======== FRAGMENTO SELECCIONADO ========

En la reciente reunión del Consejo de Política Fiscal y Financiera (CPFF), celebrada el 17 de noviembre, surgieron tensiones entre la vicepresidenta primera del Gobierno, María Jesús Montero, y los consejeros de Hacienda autonómicos. Montero defendió la política fiscal del Gobierno, argumentando que no se ha reducido la presión fiscal a pesar de la inflación acumulada del 25% en los últimos años. Según ella, esto es necesario para mantener un volumen de entregas a cuenta a las comunidades autónomas (CCAA) de 157.731 millones de euros, la cifra más alta registrada.
La consejera de Hacienda de Madrid, Rocío Albert, replicó la postura de Montero, señalando que la falta de deflactación del IRPF representa un aumento encubierto de impuestos para quienes reciben incrementos salariales. Albert destacó que su comunidad ha logrado deflactar el IRPF en dos ocasiones, lo que ha beneficiado a los contribuyentes madrileños.
Montero, en respuesta, subrayó que el actual sistema de entregas a cuenta está vinculado a la decisión de no deflactar el IRPF, sugiriendo que esto ha tenido un impacto directo en los resultados financieros de las CCAA.

========

# TAREAS
A. Enumera todas las siglas que aparecen en el fragmento sobre la política fiscal.
B. Copia tal cual la parte del fragmento sobre la política fiscal que empieza con las palabras que contienen "Montero, en respuesta, subrayó" y termina con "de las CCAA.".
El material no tiene relación con el fragmento.

======== MATERIAL MOSTRADO ========

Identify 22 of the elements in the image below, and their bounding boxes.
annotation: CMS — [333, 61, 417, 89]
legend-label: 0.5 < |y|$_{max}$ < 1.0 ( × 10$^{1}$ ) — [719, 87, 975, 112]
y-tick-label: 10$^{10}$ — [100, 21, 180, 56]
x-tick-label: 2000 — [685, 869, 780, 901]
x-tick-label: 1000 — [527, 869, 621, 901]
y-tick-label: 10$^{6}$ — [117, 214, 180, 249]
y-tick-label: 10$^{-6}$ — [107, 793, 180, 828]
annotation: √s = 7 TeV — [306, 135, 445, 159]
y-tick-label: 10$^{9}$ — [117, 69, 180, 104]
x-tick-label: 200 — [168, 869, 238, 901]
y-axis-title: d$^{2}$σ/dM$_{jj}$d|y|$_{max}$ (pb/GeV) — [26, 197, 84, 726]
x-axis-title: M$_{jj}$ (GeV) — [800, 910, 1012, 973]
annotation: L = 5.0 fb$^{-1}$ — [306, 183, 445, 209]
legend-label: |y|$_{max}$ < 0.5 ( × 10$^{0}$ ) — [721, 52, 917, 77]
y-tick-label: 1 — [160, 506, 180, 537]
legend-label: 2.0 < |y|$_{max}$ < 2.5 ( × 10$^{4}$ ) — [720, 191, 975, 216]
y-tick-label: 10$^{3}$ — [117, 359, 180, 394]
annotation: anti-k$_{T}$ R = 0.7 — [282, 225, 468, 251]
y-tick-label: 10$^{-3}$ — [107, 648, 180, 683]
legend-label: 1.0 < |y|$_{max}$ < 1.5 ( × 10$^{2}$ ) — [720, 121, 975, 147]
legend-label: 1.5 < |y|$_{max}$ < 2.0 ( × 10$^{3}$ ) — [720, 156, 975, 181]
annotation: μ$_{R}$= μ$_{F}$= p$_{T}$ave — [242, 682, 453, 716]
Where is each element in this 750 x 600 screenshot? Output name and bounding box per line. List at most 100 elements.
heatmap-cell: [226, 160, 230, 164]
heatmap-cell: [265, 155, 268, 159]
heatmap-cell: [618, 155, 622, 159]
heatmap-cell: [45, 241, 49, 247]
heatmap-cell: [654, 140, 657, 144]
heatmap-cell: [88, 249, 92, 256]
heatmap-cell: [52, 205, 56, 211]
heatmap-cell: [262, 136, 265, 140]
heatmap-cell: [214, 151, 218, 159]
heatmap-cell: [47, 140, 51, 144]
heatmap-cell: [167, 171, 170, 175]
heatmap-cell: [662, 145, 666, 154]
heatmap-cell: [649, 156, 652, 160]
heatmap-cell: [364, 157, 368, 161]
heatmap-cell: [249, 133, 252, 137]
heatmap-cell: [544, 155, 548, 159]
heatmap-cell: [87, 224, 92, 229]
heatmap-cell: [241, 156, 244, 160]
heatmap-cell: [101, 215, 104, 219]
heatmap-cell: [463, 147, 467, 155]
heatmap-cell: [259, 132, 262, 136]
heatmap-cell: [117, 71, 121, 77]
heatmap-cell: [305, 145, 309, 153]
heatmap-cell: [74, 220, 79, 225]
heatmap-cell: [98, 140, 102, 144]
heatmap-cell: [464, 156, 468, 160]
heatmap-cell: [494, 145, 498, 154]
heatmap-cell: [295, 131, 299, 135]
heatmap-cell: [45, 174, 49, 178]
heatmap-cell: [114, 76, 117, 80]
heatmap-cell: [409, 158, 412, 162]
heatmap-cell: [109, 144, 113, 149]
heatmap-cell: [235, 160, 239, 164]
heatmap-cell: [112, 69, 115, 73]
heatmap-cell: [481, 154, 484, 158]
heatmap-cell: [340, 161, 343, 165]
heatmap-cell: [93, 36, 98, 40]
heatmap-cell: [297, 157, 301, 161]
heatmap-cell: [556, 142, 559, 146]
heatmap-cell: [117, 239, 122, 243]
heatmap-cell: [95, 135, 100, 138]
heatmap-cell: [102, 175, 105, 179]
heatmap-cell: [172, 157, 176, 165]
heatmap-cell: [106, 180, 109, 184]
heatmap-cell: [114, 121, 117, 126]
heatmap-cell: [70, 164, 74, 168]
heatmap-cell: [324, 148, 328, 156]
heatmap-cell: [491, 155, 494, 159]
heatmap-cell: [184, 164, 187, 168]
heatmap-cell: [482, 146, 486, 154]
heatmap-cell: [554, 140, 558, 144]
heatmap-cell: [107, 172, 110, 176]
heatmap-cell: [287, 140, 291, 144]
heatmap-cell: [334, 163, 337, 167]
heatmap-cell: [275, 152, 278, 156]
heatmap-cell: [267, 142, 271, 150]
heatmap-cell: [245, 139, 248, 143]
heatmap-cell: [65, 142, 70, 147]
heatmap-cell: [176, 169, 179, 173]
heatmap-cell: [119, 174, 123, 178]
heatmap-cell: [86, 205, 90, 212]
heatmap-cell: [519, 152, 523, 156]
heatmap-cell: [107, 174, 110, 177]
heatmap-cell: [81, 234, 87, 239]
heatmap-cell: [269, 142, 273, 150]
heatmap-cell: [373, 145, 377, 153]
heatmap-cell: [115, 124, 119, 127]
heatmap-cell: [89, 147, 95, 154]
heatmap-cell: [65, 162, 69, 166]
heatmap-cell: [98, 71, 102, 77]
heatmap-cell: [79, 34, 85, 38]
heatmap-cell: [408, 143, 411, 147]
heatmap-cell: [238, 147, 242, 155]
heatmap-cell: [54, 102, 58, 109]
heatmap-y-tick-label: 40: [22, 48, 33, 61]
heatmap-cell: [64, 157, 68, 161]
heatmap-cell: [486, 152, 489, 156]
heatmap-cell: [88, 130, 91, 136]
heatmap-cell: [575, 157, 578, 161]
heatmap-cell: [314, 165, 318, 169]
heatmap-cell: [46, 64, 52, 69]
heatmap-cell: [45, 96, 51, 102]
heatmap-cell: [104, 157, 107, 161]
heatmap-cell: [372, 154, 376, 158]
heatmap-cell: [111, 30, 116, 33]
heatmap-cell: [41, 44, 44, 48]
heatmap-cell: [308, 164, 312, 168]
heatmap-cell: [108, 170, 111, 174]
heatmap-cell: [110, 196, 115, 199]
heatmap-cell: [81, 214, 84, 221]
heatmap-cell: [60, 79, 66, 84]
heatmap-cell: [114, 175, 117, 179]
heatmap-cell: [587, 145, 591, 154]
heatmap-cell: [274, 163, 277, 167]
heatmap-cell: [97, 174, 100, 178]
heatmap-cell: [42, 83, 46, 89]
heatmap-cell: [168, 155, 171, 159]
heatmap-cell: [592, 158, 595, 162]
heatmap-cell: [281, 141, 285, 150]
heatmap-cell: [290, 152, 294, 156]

========

# RESPUESTAS ESPERADAS
A. CPFF, CCAA, IRPF

B.
Montero, en respuesta, subrayó que el actual sistema de entregas a cuenta está vinculado a la decisión de no deflactar el IRPF, sugiriendo que esto ha tenido un impacto directo en los resultados financieros de las CCAA.